[Part of a data file]
--- begin ---

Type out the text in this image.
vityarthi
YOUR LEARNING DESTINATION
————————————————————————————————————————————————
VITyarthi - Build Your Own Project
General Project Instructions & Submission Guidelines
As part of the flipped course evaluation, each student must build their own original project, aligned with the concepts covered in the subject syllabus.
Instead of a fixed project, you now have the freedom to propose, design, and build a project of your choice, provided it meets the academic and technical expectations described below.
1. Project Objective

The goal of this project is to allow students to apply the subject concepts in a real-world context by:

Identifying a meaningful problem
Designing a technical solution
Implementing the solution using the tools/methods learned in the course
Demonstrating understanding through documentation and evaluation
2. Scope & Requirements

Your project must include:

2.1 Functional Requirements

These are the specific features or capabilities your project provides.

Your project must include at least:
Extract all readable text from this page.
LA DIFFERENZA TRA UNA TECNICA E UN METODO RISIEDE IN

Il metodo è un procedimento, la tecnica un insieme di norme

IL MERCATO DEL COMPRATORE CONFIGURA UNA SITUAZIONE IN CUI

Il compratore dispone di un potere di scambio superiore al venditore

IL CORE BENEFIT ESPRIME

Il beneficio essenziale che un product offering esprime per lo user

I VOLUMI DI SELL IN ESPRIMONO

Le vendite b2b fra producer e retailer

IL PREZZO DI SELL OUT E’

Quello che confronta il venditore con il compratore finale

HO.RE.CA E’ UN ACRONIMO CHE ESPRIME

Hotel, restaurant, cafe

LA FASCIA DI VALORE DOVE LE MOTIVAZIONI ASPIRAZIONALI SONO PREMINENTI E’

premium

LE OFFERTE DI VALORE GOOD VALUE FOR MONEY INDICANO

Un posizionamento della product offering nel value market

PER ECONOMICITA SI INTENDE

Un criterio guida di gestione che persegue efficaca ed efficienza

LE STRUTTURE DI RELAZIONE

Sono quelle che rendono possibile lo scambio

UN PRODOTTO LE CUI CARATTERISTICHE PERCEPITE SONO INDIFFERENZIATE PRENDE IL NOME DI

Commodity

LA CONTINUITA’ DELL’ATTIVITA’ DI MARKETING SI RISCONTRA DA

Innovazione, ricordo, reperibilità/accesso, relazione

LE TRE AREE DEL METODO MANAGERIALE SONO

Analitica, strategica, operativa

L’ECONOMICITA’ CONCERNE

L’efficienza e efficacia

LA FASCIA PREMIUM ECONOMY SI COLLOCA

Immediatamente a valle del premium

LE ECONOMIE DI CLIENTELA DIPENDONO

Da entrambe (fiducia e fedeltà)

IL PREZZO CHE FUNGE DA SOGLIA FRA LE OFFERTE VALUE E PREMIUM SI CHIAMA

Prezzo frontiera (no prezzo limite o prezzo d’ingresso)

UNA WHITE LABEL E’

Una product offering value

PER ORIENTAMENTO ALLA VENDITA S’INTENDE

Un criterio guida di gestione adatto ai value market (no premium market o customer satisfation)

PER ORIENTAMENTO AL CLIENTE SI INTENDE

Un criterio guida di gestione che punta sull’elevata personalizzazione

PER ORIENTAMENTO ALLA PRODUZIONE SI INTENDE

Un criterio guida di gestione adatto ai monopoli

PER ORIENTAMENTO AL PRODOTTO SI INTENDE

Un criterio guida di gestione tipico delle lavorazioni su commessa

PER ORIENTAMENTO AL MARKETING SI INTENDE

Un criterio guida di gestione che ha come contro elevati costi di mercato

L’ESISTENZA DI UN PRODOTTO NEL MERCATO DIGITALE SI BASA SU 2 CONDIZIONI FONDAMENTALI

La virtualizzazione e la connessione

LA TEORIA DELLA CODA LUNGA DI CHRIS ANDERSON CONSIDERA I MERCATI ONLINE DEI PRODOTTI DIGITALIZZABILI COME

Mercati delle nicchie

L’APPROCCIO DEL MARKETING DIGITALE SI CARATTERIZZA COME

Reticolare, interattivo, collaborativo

--- end ---

Go through the lines above. Select every one that has the string "VALORE".

LA FASCIA DI VALORE DOVE LE MOTIVAZIONI ASPIRAZIONALI SONO PREMINENTI E’
LE OFFERTE DI VALORE GOOD VALUE FOR MONEY INDICANO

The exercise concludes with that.